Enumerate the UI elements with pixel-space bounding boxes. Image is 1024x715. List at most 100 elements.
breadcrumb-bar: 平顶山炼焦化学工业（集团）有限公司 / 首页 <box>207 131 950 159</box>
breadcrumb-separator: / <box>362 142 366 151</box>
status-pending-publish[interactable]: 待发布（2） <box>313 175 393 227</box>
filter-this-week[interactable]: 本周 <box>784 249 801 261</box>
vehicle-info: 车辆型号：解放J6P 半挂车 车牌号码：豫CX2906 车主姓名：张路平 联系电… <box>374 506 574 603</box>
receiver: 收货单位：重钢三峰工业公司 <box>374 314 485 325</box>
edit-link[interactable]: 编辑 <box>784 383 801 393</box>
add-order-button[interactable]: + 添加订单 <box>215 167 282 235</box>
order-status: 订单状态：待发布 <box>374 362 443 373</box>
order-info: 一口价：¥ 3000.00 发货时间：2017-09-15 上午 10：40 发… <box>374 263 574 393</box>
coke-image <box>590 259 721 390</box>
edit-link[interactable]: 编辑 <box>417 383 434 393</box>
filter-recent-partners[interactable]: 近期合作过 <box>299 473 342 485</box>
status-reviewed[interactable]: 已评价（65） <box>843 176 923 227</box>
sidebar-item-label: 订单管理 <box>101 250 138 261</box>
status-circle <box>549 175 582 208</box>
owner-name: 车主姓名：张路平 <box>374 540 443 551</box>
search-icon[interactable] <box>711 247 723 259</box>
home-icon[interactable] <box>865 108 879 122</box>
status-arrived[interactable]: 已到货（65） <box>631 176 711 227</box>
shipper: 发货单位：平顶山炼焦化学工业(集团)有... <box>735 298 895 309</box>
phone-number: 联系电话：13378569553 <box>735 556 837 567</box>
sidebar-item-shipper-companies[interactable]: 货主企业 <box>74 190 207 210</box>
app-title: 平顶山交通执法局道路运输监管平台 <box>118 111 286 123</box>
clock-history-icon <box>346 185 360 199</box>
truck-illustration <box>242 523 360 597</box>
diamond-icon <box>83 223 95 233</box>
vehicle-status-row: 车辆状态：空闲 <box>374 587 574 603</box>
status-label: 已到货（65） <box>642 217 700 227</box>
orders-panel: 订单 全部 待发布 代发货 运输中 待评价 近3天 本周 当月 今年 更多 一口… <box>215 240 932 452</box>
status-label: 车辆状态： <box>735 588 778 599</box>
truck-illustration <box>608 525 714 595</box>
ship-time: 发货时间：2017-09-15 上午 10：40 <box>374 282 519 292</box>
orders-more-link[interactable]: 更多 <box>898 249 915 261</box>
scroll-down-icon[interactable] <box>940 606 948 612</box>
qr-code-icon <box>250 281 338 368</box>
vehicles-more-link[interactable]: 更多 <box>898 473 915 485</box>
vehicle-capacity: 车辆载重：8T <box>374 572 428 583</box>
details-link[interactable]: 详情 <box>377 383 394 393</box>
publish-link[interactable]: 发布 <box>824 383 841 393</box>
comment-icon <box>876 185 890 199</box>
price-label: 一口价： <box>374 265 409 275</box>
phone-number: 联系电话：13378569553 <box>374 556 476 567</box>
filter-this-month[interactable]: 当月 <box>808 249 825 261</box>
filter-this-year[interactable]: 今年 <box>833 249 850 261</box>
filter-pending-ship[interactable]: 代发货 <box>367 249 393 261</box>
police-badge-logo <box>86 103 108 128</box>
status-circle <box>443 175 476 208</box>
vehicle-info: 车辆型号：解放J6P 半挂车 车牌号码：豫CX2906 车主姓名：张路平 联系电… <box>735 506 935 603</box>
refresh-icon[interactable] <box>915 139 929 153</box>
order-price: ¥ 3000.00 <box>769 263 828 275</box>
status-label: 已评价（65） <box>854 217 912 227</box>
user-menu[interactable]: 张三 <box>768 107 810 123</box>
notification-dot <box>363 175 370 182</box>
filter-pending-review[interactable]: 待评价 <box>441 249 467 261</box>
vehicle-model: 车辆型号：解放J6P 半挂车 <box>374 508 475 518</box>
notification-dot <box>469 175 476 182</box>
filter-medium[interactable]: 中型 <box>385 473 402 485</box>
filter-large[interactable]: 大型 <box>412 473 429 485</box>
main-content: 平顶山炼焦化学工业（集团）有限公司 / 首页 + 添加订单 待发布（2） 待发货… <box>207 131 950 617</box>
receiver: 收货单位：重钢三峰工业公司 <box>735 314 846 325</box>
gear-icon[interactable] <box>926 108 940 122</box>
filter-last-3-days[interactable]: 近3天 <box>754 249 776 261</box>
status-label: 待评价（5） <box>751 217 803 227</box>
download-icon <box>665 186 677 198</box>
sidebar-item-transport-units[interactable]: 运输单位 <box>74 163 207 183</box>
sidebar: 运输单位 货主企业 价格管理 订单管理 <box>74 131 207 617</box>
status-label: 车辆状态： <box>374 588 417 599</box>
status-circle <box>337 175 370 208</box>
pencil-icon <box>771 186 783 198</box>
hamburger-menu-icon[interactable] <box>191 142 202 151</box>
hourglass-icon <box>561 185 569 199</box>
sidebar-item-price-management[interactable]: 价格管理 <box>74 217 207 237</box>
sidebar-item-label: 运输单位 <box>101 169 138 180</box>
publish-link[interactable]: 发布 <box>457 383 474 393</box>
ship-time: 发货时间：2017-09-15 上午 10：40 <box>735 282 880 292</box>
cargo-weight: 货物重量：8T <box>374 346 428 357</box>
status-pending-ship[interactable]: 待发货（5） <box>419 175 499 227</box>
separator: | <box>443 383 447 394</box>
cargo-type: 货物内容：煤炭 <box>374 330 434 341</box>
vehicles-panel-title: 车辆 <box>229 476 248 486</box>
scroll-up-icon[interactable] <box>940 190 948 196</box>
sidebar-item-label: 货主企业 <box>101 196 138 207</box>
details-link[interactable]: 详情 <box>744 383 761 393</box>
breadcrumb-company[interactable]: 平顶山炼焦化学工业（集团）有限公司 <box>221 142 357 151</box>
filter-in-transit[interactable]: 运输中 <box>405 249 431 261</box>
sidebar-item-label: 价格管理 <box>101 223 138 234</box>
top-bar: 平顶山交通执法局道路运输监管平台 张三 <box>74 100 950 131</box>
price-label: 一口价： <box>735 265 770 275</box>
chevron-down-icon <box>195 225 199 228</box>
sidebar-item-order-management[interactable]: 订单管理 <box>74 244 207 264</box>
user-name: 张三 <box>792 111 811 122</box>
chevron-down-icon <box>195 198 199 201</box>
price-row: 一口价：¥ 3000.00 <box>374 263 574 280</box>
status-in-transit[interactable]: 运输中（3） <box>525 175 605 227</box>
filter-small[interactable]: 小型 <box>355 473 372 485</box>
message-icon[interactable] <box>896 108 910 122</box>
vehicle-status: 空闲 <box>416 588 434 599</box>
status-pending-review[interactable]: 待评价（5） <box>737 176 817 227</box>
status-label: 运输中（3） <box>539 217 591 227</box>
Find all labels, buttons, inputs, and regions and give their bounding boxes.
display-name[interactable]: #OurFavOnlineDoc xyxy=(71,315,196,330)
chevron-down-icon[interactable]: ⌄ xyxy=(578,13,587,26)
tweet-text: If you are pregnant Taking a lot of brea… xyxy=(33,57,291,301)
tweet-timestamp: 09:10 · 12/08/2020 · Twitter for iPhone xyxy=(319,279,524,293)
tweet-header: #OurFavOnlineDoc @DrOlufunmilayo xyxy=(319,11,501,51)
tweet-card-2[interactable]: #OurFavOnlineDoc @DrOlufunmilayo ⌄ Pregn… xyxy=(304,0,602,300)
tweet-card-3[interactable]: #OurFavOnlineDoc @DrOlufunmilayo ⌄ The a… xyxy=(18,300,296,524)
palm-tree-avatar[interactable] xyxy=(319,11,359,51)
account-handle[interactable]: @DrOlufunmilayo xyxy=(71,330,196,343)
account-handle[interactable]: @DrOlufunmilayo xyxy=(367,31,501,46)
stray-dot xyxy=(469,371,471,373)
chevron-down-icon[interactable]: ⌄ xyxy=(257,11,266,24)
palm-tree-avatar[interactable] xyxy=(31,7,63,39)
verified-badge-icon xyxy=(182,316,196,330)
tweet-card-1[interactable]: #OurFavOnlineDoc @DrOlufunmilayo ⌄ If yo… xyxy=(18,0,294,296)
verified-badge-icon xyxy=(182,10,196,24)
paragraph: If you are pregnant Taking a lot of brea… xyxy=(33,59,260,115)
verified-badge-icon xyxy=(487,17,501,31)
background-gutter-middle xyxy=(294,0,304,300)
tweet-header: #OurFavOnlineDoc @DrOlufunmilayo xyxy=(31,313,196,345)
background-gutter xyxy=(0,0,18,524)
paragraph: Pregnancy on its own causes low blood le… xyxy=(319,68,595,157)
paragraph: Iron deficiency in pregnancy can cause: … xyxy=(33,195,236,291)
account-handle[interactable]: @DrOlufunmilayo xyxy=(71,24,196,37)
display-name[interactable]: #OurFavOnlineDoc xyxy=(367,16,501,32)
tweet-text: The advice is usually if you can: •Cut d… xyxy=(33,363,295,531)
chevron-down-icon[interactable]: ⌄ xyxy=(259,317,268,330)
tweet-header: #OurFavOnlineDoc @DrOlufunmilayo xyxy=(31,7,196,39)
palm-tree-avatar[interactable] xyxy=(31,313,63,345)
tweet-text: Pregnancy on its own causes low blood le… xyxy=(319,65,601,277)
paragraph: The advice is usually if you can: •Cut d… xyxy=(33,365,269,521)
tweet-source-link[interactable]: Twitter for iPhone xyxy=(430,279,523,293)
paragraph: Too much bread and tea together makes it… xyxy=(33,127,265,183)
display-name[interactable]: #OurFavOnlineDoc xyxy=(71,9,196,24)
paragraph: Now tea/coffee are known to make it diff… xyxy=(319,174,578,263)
---+---
- Instructions to follow
Reproduce the material word for word, from its first line up to and including the line with "breadcrumb-separator: / <box>362".

- Solution for this problem
Enumerate the UI elements with pixel-space bounding boxes. Image is 1024x715. List at most 100 elements.
breadcrumb-bar: 平顶山炼焦化学工业（集团）有限公司 / 首页 <box>207 131 950 159</box>
breadcrumb-separator: / <box>362 142 366 151</box>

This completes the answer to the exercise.